■ **WORK TO DO**: With the pictures left out, copy the listing below exactly.

■ **Data records**:
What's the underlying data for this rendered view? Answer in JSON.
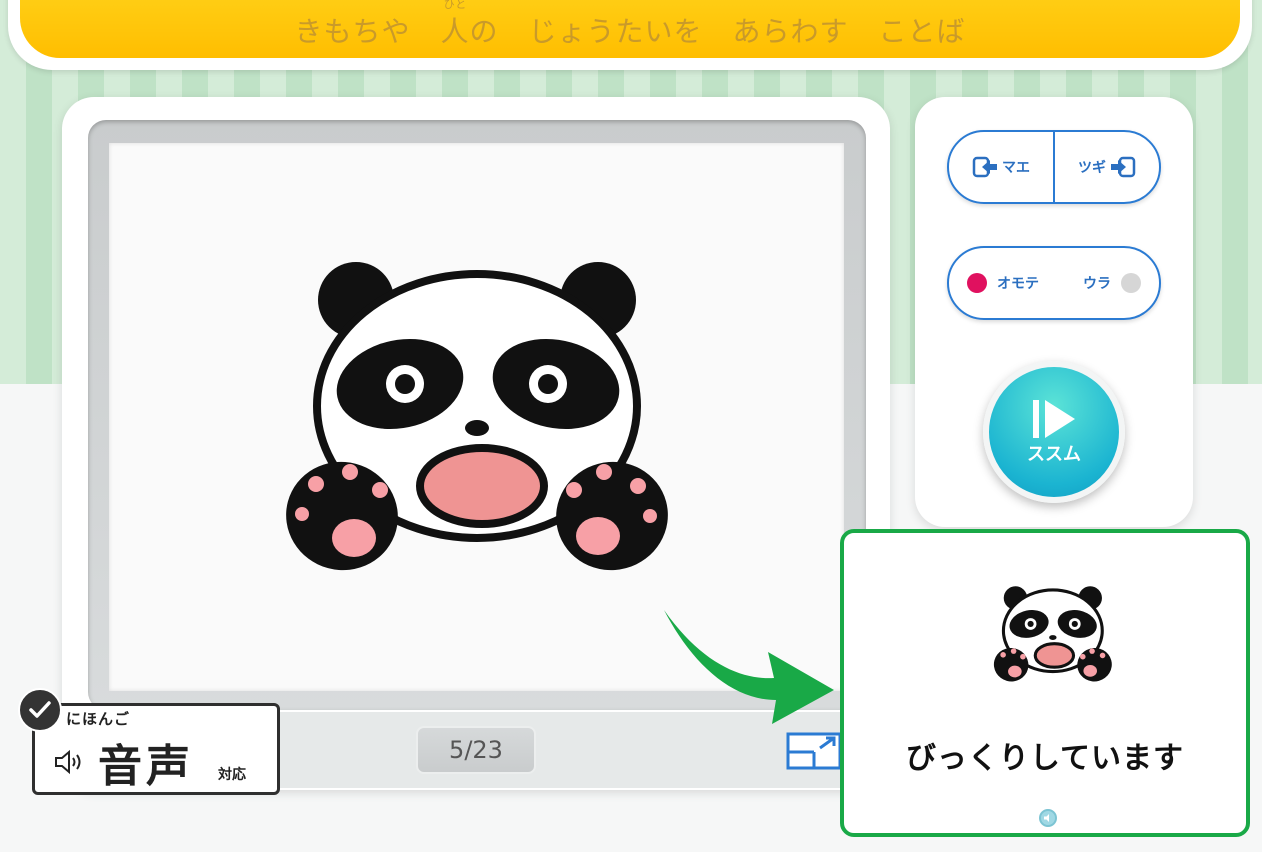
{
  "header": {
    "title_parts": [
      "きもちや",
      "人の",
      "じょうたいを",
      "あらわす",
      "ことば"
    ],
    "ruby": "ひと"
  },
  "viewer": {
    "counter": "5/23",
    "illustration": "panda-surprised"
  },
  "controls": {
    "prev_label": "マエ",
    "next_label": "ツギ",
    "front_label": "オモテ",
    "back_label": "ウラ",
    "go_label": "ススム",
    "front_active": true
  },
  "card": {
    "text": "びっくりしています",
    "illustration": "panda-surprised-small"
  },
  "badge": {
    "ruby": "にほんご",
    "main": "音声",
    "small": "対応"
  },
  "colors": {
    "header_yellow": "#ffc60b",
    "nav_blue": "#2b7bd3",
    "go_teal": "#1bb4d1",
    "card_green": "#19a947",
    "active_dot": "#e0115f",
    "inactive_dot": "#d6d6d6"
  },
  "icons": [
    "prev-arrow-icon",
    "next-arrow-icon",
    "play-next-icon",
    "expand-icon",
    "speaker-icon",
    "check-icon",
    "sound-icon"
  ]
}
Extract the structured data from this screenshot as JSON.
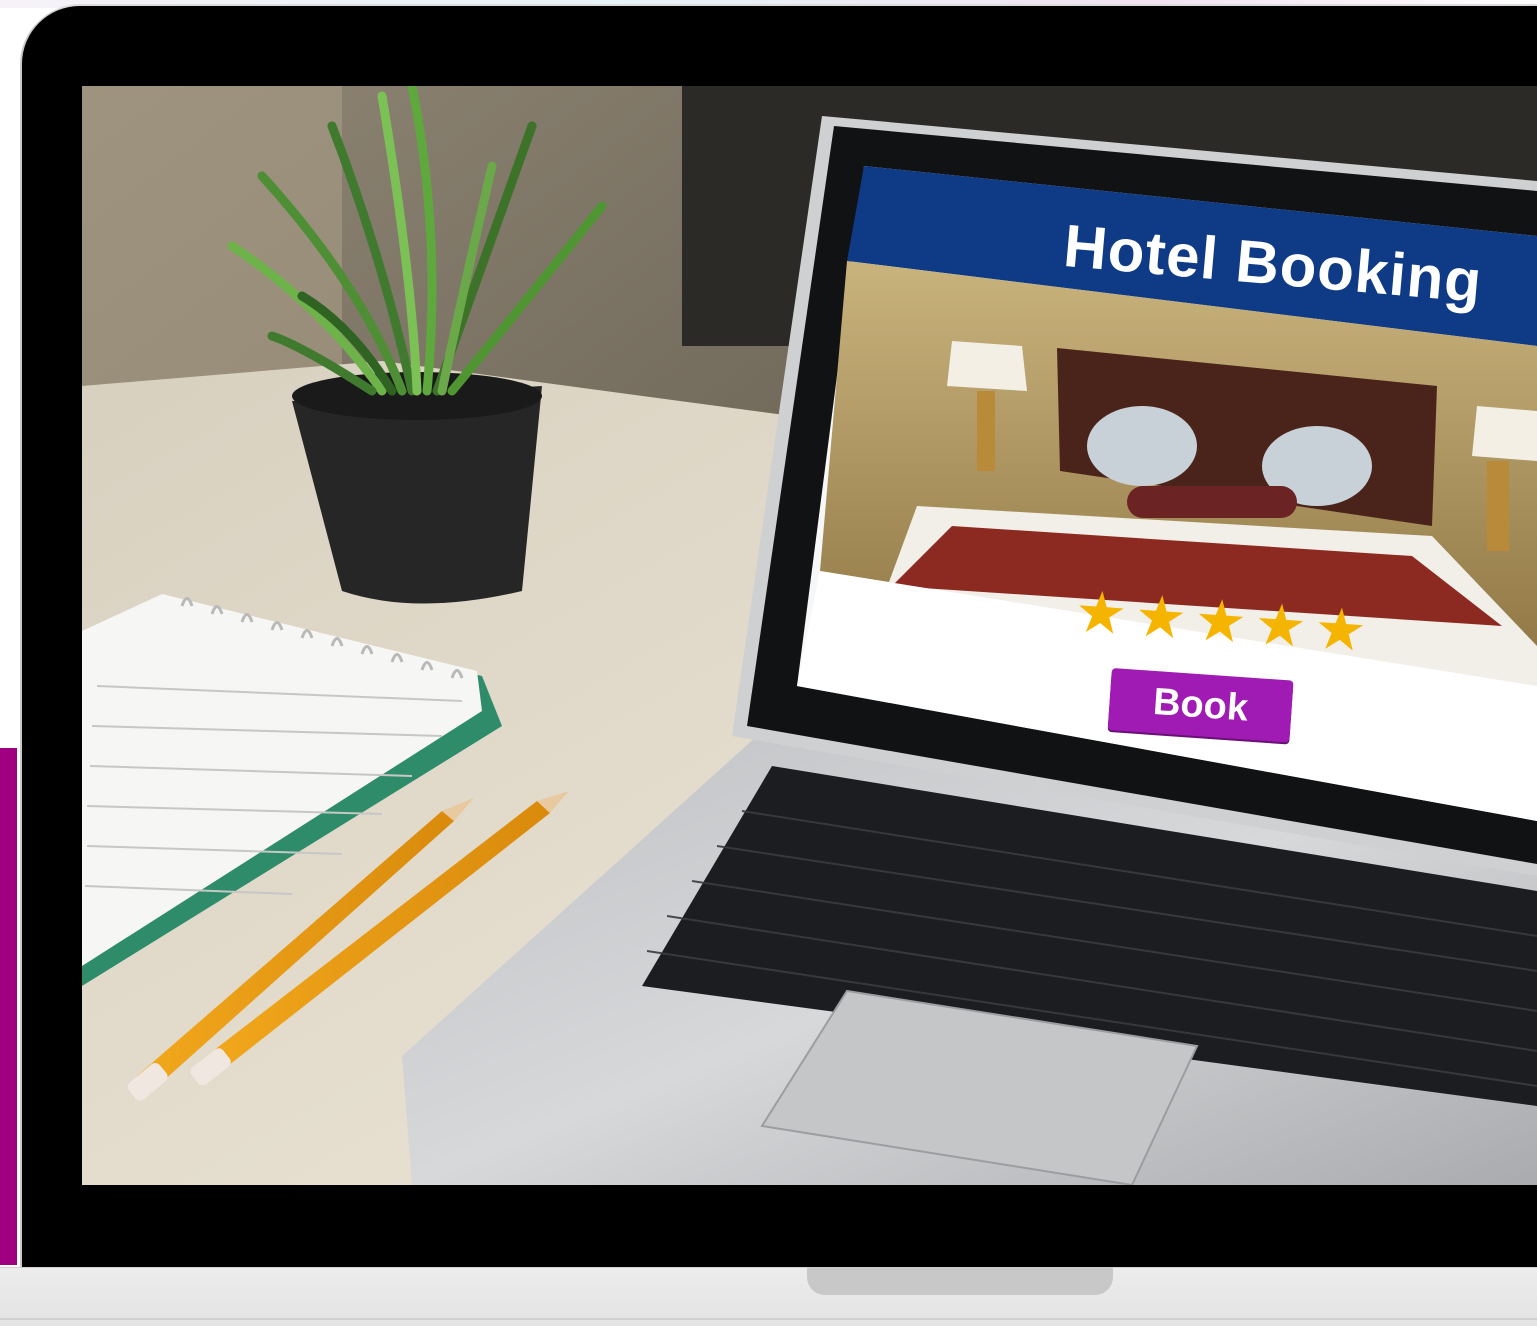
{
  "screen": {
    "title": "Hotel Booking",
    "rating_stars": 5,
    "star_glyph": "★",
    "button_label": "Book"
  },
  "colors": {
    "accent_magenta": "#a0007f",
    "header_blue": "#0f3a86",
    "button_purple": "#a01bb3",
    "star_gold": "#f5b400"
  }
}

■ **SOLUTION FOR THIS EXERCISE**:
What's the underlying data for this rendered view? Answer in JSON.
{
  "header": {
    "title_parts": [
      "きもちや",
      "人の",
      "じょうたいを",
      "あらわす",
      "ことば"
    ],
    "ruby": "ひと"
  },
  "viewer": {
    "counter": "5/23",
    "illustration": "panda-surprised"
  },
  "controls": {
    "prev_label": "マエ",
    "next_label": "ツギ",
    "front_label": "オモテ",
    "back_label": "ウラ",
    "go_label": "ススム",
    "front_active": true
  },
  "card": {
    "text": "びっくりしています",
    "illustration": "panda-surprised-small"
  },
  "badge": {
    "ruby": "にほんご",
    "main": "音声",
    "small": "対応"
  },
  "colors": {
    "header_yellow": "#ffc60b",
    "nav_blue": "#2b7bd3",
    "go_teal": "#1bb4d1",
    "card_green": "#19a947",
    "active_dot": "#e0115f",
    "inactive_dot": "#d6d6d6"
  },
  "icons": [
    "prev-arrow-icon",
    "next-arrow-icon",
    "play-next-icon",
    "expand-icon",
    "speaker-icon",
    "check-icon",
    "sound-icon"
  ]
}
Extract the structured data from this screenshot as JSON.
{
  "screen": {
    "title": "Hotel Booking",
    "rating_stars": 5,
    "star_glyph": "★",
    "button_label": "Book"
  },
  "colors": {
    "accent_magenta": "#a0007f",
    "header_blue": "#0f3a86",
    "button_purple": "#a01bb3",
    "star_gold": "#f5b400"
  }
}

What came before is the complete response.